▶ [EXERCISE PROMPT] Here are some records; quote them exactly, leaving out the pictures.

▶ [DATA ROWS]
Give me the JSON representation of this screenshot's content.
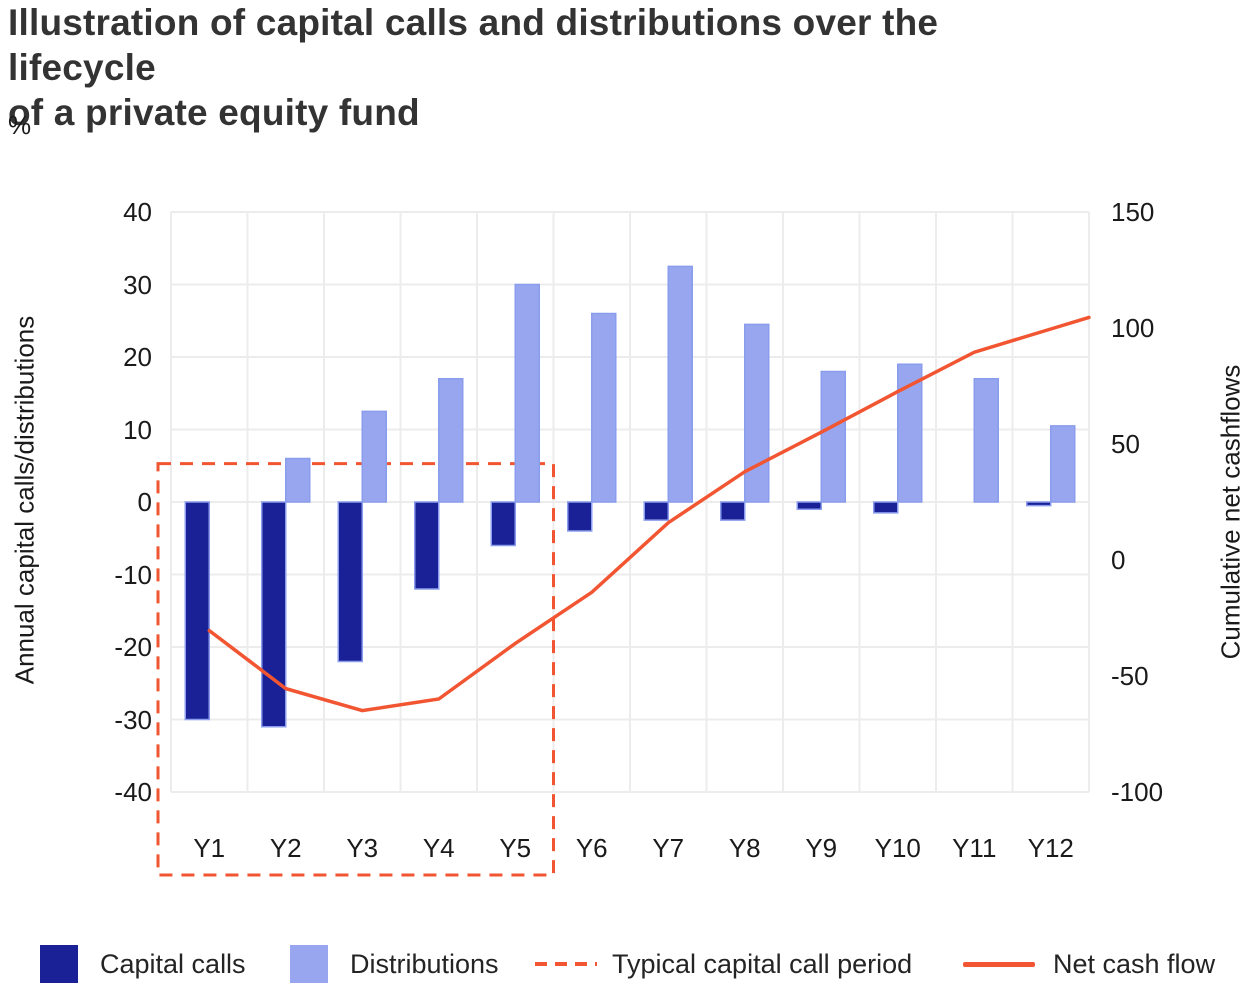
{
  "title_lines": [
    "Illustration of capital calls and distributions over the lifecycle",
    "of a private equity fund"
  ],
  "left_axis": {
    "unit": "%",
    "title": "Annual capital calls/distributions",
    "ticks": [
      40,
      30,
      20,
      10,
      0,
      -10,
      -20,
      -30,
      -40
    ],
    "range": [
      -40,
      40
    ]
  },
  "right_axis": {
    "title": "Cumulative net cashflows",
    "ticks": [
      150,
      100,
      50,
      0,
      -50,
      -100
    ],
    "range": [
      -100,
      150
    ]
  },
  "chart_data": {
    "type": "bar",
    "subtype": "grouped bars with overlaid cumulative line",
    "categories": [
      "Y1",
      "Y2",
      "Y3",
      "Y4",
      "Y5",
      "Y6",
      "Y7",
      "Y8",
      "Y9",
      "Y10",
      "Y11",
      "Y12"
    ],
    "series": [
      {
        "name": "Capital calls",
        "type": "bar",
        "axis": "left",
        "color": "#1A2096",
        "values": [
          -30,
          -31,
          -22,
          -12,
          -6,
          -4,
          -2.5,
          -2.5,
          -1,
          -1.5,
          0,
          -0.5
        ]
      },
      {
        "name": "Distributions",
        "type": "bar",
        "axis": "left",
        "color": "#97A6EF",
        "values": [
          0,
          6,
          12.5,
          17,
          30,
          26,
          32.5,
          24.5,
          18,
          19,
          17,
          10.5
        ]
      },
      {
        "name": "Net cash flow",
        "type": "line",
        "axis": "right",
        "color": "#F25531",
        "values": [
          -30,
          -55,
          -64.5,
          -59.5,
          -35.5,
          -13.5,
          16.5,
          38.5,
          55.5,
          73,
          90,
          100
        ],
        "extends_to_right_edge": true
      }
    ],
    "annotation": {
      "label": "Typical capital call period",
      "style": "dashed-rectangle",
      "color": "#F25531",
      "covers_categories": [
        "Y1",
        "Y2",
        "Y3",
        "Y4",
        "Y5"
      ],
      "top_value_left_axis": 5.3
    },
    "grid": "on",
    "gridline_color": "#ECECEC",
    "legend_position": "bottom"
  },
  "legend": {
    "items": [
      {
        "label": "Capital calls",
        "swatch": "square",
        "color": "#1A2096"
      },
      {
        "label": "Distributions",
        "swatch": "square",
        "color": "#97A6EF"
      },
      {
        "label": "Typical capital call period",
        "swatch": "dashed-line",
        "color": "#F25531"
      },
      {
        "label": "Net cash flow",
        "swatch": "solid-line",
        "color": "#F25531"
      }
    ]
  }
}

▶ [THE ANSWER]
Give me the JSON representation of this screenshot's content.
{
  "title_lines": [
    "Illustration of capital calls and distributions over the lifecycle",
    "of a private equity fund"
  ],
  "left_axis": {
    "unit": "%",
    "title": "Annual capital calls/distributions",
    "ticks": [
      40,
      30,
      20,
      10,
      0,
      -10,
      -20,
      -30,
      -40
    ],
    "range": [
      -40,
      40
    ]
  },
  "right_axis": {
    "title": "Cumulative net cashflows",
    "ticks": [
      150,
      100,
      50,
      0,
      -50,
      -100
    ],
    "range": [
      -100,
      150
    ]
  },
  "chart_data": {
    "type": "bar",
    "subtype": "grouped bars with overlaid cumulative line",
    "categories": [
      "Y1",
      "Y2",
      "Y3",
      "Y4",
      "Y5",
      "Y6",
      "Y7",
      "Y8",
      "Y9",
      "Y10",
      "Y11",
      "Y12"
    ],
    "series": [
      {
        "name": "Capital calls",
        "type": "bar",
        "axis": "left",
        "color": "#1A2096",
        "values": [
          -30,
          -31,
          -22,
          -12,
          -6,
          -4,
          -2.5,
          -2.5,
          -1,
          -1.5,
          0,
          -0.5
        ]
      },
      {
        "name": "Distributions",
        "type": "bar",
        "axis": "left",
        "color": "#97A6EF",
        "values": [
          0,
          6,
          12.5,
          17,
          30,
          26,
          32.5,
          24.5,
          18,
          19,
          17,
          10.5
        ]
      },
      {
        "name": "Net cash flow",
        "type": "line",
        "axis": "right",
        "color": "#F25531",
        "values": [
          -30,
          -55,
          -64.5,
          -59.5,
          -35.5,
          -13.5,
          16.5,
          38.5,
          55.5,
          73,
          90,
          100
        ],
        "extends_to_right_edge": true
      }
    ],
    "annotation": {
      "label": "Typical capital call period",
      "style": "dashed-rectangle",
      "color": "#F25531",
      "covers_categories": [
        "Y1",
        "Y2",
        "Y3",
        "Y4",
        "Y5"
      ],
      "top_value_left_axis": 5.3
    },
    "grid": "on",
    "gridline_color": "#ECECEC",
    "legend_position": "bottom"
  },
  "legend": {
    "items": [
      {
        "label": "Capital calls",
        "swatch": "square",
        "color": "#1A2096"
      },
      {
        "label": "Distributions",
        "swatch": "square",
        "color": "#97A6EF"
      },
      {
        "label": "Typical capital call period",
        "swatch": "dashed-line",
        "color": "#F25531"
      },
      {
        "label": "Net cash flow",
        "swatch": "solid-line",
        "color": "#F25531"
      }
    ]
  }
}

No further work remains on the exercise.